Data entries
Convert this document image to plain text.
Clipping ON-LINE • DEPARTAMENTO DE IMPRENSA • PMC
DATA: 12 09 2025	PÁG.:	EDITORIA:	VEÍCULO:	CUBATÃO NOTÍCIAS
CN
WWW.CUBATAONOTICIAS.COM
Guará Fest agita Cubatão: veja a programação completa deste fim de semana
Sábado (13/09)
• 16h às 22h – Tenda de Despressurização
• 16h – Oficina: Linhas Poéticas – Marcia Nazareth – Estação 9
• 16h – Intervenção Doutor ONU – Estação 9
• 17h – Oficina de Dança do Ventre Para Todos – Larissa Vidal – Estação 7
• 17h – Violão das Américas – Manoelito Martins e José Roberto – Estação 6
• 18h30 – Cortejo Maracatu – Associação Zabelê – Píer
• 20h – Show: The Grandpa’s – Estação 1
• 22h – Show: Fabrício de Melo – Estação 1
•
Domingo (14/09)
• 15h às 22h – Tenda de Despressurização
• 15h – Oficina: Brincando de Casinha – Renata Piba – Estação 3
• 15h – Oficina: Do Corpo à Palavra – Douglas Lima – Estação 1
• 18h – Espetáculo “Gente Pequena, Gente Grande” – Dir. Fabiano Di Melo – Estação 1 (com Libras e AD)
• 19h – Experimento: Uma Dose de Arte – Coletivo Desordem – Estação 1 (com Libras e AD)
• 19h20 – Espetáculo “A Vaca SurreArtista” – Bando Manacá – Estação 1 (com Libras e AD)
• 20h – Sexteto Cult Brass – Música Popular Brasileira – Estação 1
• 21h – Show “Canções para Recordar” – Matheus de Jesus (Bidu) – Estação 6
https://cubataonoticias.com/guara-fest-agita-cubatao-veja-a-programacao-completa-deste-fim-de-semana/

▶ _WHAT THE EXERCISE ASKS_
Every entry above should be retyped exactly as shown.

▶ _CORRECT RESULT_
Convert this document image to plain text.
Clipping ON-LINE • DEPARTAMENTO DE IMPRENSA • PMC
DATA: 12 09 2025	PÁG.:	EDITORIA:	VEÍCULO:	CUBATÃO NOTÍCIAS
CN
WWW.CUBATAONOTICIAS.COM
Guará Fest agita Cubatão: veja a programação completa deste fim de semana
Sábado (13/09)
• 16h às 22h – Tenda de Despressurização
• 16h – Oficina: Linhas Poéticas – Marcia Nazareth – Estação 9
• 16h – Intervenção Doutor ONU – Estação 9
• 17h – Oficina de Dança do Ventre Para Todos – Larissa Vidal – Estação 7
• 17h – Violão das Américas – Manoelito Martins e José Roberto – Estação 6
• 18h30 – Cortejo Maracatu – Associação Zabelê – Píer
• 20h – Show: The Grandpa’s – Estação 1
• 22h – Show: Fabrício de Melo – Estação 1
•
Domingo (14/09)
• 15h às 22h – Tenda de Despressurização
• 15h – Oficina: Brincando de Casinha – Renata Piba – Estação 3
• 15h – Oficina: Do Corpo à Palavra – Douglas Lima – Estação 1
• 18h – Espetáculo “Gente Pequena, Gente Grande” – Dir. Fabiano Di Melo – Estação 1 (com Libras e AD)
• 19h – Experimento: Uma Dose de Arte – Coletivo Desordem – Estação 1 (com Libras e AD)
• 19h20 – Espetáculo “A Vaca SurreArtista” – Bando Manacá – Estação 1 (com Libras e AD)
• 20h – Sexteto Cult Brass – Música Popular Brasileira – Estação 1
• 21h – Show “Canções para Recordar” – Matheus de Jesus (Bidu) – Estação 6
https://cubataonoticias.com/guara-fest-agita-cubatao-veja-a-programacao-completa-deste-fim-de-semana/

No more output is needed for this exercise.